▶ INSTRUCTION
Your answer should be a single number: the count of lines containing "Custom".

▶ INFORMATION SHOWN
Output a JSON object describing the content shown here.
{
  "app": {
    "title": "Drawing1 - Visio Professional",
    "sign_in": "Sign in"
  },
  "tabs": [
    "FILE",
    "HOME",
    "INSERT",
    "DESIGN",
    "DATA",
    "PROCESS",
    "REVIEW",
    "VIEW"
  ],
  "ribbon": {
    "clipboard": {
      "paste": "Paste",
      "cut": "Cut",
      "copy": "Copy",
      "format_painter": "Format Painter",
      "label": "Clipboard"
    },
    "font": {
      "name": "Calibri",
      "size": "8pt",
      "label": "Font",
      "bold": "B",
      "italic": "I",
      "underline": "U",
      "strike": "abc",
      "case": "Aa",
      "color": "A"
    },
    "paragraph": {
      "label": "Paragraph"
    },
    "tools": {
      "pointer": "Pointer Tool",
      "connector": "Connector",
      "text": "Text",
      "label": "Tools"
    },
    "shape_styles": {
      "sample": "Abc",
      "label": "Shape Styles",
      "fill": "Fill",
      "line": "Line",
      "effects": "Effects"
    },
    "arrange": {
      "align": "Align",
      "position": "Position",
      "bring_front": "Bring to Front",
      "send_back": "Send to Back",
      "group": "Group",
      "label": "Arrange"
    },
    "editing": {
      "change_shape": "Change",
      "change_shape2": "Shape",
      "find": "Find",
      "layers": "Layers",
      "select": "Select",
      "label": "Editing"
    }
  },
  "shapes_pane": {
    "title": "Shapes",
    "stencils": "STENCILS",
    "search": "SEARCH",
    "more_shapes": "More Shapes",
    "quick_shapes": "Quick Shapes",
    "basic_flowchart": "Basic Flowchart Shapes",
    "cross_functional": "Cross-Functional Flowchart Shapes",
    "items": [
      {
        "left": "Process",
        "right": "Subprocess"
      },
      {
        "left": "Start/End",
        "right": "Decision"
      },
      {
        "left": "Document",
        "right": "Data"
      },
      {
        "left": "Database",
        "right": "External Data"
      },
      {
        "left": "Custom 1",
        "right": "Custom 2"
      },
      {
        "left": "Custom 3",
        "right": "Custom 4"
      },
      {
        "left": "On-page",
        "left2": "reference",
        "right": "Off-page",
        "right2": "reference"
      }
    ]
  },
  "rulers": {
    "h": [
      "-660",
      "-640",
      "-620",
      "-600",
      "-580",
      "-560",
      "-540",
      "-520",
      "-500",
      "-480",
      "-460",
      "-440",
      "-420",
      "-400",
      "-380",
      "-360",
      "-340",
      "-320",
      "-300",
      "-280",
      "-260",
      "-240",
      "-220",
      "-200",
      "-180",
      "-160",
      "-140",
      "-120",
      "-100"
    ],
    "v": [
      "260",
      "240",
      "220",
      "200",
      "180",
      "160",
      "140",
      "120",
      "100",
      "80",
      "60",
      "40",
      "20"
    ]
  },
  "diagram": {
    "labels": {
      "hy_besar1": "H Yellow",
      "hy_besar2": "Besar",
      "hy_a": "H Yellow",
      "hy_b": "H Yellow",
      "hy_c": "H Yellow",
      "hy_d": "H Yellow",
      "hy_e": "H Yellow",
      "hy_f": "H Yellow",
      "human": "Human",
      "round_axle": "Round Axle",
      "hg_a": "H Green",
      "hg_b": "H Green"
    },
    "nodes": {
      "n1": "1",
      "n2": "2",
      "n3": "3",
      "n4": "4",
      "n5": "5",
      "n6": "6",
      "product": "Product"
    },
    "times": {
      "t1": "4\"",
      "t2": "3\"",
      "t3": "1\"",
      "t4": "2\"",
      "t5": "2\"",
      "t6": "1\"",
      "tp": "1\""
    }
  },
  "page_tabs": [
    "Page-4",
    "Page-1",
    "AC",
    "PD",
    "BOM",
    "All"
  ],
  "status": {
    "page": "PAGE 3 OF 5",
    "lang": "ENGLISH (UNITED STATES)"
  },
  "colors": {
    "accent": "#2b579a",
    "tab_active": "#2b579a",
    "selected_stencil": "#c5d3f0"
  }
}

▶ FINISHED TASK
4